▸ Text provided
<<<<
Adonis Preciado

Personal information
- Full name: Adonis Stalin Preciado Quintero
- Date of birth: 23 March 1997 (age 29)
- Place of birth: Guayaquil, Ecuador
- Height: 1.78 m (5 ft 10 in)
- Position: Winger

Team information
- Current team: Tijuana
- Number: 7

Youth career
- 2011–2014: Guayaquil Sport

Senior career*
- Years: Team / Apps / (Gls)
- 2014–2015: Guayaquil Sport / 2 / (1)
- 2015: Guayaquil FC
- 2016: El Guayacán / 6 / (0)
- 2017: Emelec / 11 / (1)
- 2017: → Rocafuerte (loan) / 19 / (6)
- 2018: Puerto Quito / 32 / (0)
- 2019–2020: Chacaritas / 0 / (0)
- 2019: → Mushuc Runa (loan) / 21 / (4)
- 2020–2024: Barcelona / 109 / (7)
- 2025: Querétaro / 15 / (4)
- 2025–: Tijuana / 32 / (3)
>>>>
▸ Information given
<<<<
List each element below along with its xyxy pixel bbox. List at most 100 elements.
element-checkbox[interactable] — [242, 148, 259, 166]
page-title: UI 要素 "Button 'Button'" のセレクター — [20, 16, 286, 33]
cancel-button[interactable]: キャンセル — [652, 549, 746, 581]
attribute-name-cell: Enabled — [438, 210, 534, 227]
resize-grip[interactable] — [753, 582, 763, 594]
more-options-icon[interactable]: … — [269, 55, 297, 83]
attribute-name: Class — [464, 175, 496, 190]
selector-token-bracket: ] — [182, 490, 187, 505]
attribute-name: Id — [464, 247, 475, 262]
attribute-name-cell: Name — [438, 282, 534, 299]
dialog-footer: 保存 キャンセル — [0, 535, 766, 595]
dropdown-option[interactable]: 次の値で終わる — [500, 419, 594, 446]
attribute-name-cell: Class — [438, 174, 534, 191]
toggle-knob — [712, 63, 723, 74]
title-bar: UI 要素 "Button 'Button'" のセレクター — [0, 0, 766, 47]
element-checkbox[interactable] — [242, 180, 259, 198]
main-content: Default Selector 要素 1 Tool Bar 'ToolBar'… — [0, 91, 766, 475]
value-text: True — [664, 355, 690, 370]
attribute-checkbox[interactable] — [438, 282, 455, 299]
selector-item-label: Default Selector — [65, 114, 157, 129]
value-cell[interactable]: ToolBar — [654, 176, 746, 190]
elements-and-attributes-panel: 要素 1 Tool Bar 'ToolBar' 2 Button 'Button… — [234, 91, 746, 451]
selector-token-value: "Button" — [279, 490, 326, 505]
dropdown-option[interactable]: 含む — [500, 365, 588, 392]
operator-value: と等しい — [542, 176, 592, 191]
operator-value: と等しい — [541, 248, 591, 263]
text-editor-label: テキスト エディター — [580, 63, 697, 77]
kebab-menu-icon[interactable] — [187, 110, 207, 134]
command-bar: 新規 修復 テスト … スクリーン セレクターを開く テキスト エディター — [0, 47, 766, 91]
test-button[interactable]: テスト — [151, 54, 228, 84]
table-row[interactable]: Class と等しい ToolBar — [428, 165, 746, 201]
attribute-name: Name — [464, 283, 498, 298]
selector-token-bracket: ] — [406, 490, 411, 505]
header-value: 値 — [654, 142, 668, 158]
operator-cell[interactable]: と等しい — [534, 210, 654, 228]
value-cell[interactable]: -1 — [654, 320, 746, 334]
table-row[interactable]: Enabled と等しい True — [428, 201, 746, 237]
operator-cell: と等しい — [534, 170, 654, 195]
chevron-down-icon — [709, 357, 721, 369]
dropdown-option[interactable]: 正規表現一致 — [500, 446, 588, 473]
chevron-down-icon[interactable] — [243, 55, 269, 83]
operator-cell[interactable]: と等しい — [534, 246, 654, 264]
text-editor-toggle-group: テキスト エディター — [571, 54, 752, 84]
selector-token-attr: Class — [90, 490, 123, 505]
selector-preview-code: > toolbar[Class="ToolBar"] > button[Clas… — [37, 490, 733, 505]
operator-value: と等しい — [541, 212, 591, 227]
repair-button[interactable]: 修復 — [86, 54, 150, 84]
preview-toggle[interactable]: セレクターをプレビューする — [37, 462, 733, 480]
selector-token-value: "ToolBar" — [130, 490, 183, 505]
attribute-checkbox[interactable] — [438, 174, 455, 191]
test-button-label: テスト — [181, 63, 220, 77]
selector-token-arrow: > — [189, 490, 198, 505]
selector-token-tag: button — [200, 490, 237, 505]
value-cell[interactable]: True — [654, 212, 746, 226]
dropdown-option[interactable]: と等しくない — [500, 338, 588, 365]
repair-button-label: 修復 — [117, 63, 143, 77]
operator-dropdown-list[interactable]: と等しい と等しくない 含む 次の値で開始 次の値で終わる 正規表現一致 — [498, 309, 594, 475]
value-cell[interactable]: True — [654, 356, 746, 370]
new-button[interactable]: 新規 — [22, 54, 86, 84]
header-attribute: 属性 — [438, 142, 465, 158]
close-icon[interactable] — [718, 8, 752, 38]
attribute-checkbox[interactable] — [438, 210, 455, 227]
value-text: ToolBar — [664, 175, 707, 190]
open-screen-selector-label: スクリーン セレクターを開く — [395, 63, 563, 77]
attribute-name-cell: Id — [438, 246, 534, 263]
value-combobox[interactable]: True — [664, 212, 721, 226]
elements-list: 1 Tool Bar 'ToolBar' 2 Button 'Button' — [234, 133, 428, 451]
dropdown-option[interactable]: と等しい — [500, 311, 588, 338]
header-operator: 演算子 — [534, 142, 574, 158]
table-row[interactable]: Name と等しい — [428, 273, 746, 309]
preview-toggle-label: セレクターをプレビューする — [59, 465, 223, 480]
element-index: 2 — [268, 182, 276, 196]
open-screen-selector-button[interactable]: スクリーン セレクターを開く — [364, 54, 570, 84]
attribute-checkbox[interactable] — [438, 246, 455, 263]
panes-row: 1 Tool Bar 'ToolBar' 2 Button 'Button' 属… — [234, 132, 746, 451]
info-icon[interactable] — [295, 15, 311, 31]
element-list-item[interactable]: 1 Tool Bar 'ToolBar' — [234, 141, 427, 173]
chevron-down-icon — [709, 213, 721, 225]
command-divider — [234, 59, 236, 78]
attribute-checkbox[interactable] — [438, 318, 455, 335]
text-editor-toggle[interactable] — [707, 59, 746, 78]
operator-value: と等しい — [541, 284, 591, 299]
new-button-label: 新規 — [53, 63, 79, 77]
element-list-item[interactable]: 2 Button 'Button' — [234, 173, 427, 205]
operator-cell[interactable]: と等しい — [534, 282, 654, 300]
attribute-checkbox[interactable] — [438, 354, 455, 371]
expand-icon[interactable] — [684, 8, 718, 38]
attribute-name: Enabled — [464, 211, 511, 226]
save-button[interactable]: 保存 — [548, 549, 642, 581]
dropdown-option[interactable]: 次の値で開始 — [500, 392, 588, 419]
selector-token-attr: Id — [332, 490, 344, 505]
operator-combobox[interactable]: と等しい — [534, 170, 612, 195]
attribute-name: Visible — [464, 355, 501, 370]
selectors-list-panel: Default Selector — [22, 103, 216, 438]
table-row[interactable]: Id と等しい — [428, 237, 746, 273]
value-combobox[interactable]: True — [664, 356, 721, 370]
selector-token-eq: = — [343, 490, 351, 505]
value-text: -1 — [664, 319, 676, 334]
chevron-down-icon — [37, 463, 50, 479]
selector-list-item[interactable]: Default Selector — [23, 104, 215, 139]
>>>>
▸ Exercise requirements
Continue the Adonis Preciado profile from the point where it stops.

▸ Result for this task
= Adonis Preciado =

Ecuadorian footballer

Adonis Stalin Preciado Quintero (born 23 March 1997) is an Ecuadorian footballer who plays as a winger for Liga MX club Tijuana.

==Career==
Preciado began his youth career with Guayaquil Sport in 2011.

In 2017, he was part of the Emelec reserves and their sister club, Rocafuerte, where he played in the Segunda Categoría. He had a stint at Puerto Quito in Serie B, before joining Chacaritas in 2019, who loaned him out to Mushuc Runa.

Under the management of Geovanny Cumbicus, he made his debut in Serie A, the top tier of Ecuadorian football, on 24 February 2019 in a game against Barcelona SC. He came on as a substitute in the 70th minute for Henry Patta in a 0–2 defeat. He scored his first goal in Serie A on 27 July 2019 in the 1st minute of first half added time in 5–1 home win against Barcelona SC.

In 2020, he joined Barcelona SC. After five seasons, it was announced that he would not be renewing his contract and he moved abroad for the first time in his career to sign for Liga MX club Querétaro.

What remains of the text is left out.